# Challenges
A) According to the Halloween creations thread, where did Fright Fan buy the cardboard coffin used for the coffin buffet, and for about how much?
B) Write the next post in the Halloween creations forum thread, following its final reply.

--- BEGIN Extracted text ---

# My Halloween Creations



## Fright Fan (Jul 16, 2012)

Hello Fellow Halloween Enthusiasts!

As my first post since joining this site today, I am posting some of my creations from past Halloween parties.
Some inspired or found from other websites, and others original ideas, but all were created by me.
If there is a recipe or craft idea you'd like me to send you or post details on, let me know.

Thanks,

Fright Fan


----------



## Tannasgach (Nov 1, 2009)

Everything looks great but Wow, your coffin buffet is awesome!!


----------



## Fright Fan (Jul 16, 2012)

Thank you Tannasgach!
believe it or not, it was a cardboard coffin i got from Walmart for around $20.00 4 years ago, i took black table plastic from Party City, made ruffles by hand, and used balck electrical tape to secure it. It was an incredibly easy and inexpensive project, and lasted me 3 years! (This year I am taking the time and expense of building one out of plywood) but plan on adding shelves when Halloween is over, and using the coffin as a shelving unit to house my DVD horror movie collection lol.

Hope this info helps! thank you so much for the compliment!

Fright Fan


----------



## terri73 (Dec 7, 2009)

Nice spread!! I'm thinking of doing a smaller scale version this year the Saturday night of our campout. Sort of a payback for the help friends give me throughout the day.


----------



## Fright Fan (Jul 16, 2012)

thank you Terri73!! I appreciate the compliment =0)

--- END Extracted text ---
--- BEGIN Data section ---

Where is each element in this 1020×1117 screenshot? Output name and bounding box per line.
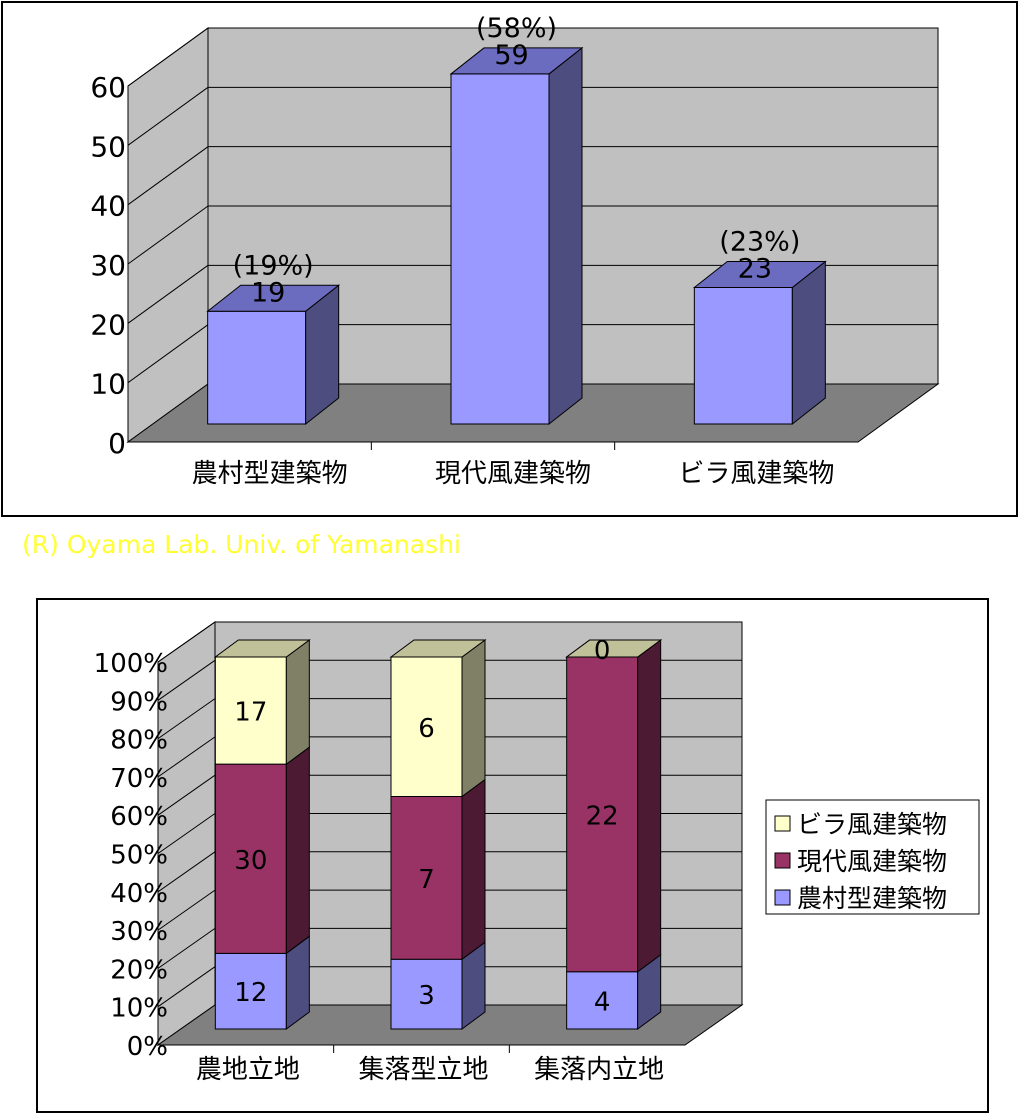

--- END Data section ---

# Answers to each task
A) Walmart, for around $20.00.

B)
----------



## Candee (Oct 24, 2010)

Love the coffin buffet as well and the fingers. Might have to thieve them lol. Thanks for sharing and welcome to the board.


----------



## Fright Fan (Jul 16, 2012)

Thanks Candee! Let me know if you need the recipe for the fingers. I can get it for you


----------



## The Halloween Lady (Jul 17, 2010)

Everything looks super! I absolutely love the coffin buffet too!


----------



## Fright Fan (Jul 16, 2012)

Thank you THL!!! Having people enjoy these creations so much is what makes me strive to come up with new ideas each year! My favorite ones usually end up being the cheapest made! Black table plastic has become my favorite decorating staple!


----------



## Danielj2705 (Jun 17, 2012)

I love thisl! Especially the fun ways of displaying food- the mummy sausage roll things are superb! The drinks display is brilliant aswell.
Also how did you get the glowing green liquid? Is it just a glow stick broken open?


----------



## MadDog (Oct 13, 2003)

Welcome to the forum, those pictures are amazing.


----------



## beautifulnightmare (Oct 31, 2010)

Very cool and makes me hungry!


----------



## Fright Fan (Jul 16, 2012)

Thanks DanielJ275 :0) for the "face transplant" glow, I took a plaster cast of a friends face, covered it with tin foil, then covered the foil with hot glue, peeled off the tin foil from the hot glue. Filled a canister with water, dropped the inside if a highlighter into the water until it absorbed the color. I then put a LED push light from dollar tree under a glass bowl, and put the canister with the face on top therefore making it "glow."


----------



## spookyone (Aug 23, 2009)

oohhh (drroooolllss) wonderful ha i have the same coffin yes walmart 20 buck mine still somwhat holding lol rather have a firmer one but im happy love how u did everything i even do the skeleton with chips too lol cute! what did u used to light up the jars? i always wondered what is best when u got big n little creatures running amok and dont wanna chance anything getting broken..


----------



## jenscats5 (Oct 16, 2010)

I agree with the others.....LOVE the coffin buffet!!


----------



## Terror Tom (Nov 3, 2008)

Wow! The way the food is displayed looks like it's right out of a magazine. Awesome


----------



## moonwitchkitty (Jul 22, 2012)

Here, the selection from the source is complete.